[Saved entries]
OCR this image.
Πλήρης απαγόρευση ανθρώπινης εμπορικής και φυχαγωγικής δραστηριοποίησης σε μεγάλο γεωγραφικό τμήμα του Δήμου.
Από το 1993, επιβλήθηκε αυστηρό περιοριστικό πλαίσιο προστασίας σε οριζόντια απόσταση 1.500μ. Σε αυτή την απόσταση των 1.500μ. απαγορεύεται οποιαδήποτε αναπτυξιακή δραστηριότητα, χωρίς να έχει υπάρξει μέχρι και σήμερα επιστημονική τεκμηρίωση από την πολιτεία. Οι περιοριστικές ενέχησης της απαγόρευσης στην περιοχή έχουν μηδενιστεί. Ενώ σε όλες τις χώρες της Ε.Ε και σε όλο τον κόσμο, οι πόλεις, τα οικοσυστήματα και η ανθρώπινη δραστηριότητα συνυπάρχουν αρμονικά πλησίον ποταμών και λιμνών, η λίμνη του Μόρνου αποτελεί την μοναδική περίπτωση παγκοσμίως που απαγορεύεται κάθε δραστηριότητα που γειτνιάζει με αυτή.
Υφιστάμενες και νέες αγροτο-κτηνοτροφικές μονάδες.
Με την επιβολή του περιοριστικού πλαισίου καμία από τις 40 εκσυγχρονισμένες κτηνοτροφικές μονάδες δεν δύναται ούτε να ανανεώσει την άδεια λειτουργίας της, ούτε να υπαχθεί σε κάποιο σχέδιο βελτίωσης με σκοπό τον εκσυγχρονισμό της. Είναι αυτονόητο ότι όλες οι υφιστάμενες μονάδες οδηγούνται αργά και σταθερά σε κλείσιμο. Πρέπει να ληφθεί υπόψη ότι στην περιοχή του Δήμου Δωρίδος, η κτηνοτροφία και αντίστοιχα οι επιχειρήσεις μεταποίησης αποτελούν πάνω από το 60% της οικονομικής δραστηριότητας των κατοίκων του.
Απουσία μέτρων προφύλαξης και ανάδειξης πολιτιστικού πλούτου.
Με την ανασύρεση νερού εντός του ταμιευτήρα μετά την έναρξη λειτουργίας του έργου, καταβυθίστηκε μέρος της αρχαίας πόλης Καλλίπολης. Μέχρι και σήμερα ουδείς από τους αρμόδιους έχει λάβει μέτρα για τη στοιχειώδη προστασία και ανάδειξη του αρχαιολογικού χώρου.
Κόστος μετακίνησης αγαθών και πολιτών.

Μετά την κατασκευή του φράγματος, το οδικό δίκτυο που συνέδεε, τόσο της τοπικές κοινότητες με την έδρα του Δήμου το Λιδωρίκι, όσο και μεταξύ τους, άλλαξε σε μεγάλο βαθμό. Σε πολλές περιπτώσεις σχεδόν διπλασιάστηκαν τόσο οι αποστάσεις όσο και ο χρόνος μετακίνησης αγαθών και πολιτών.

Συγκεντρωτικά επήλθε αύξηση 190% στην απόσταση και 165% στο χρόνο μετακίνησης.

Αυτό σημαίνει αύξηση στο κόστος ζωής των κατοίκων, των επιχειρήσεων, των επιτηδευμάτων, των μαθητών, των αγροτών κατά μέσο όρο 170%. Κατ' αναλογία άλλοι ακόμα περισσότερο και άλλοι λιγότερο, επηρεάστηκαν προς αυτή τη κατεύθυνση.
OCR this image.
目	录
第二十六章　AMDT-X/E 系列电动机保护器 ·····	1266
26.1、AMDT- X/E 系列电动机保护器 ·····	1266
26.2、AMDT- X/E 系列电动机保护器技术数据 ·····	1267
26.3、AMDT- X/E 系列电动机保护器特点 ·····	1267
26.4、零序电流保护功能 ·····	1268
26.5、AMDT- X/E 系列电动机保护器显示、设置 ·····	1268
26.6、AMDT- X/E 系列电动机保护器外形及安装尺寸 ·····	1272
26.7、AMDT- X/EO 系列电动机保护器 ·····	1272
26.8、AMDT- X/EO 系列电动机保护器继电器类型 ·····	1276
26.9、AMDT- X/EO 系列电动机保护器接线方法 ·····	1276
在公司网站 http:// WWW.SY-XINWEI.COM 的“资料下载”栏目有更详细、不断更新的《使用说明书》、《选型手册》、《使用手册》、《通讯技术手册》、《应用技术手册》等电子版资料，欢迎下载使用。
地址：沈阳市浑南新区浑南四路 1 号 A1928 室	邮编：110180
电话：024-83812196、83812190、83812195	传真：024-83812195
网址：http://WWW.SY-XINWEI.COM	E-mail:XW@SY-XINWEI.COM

**THE TASK**
Among the entries, how many lines contain the string "XINWEI"? Give the number without anything else.

**THE REPLY**
2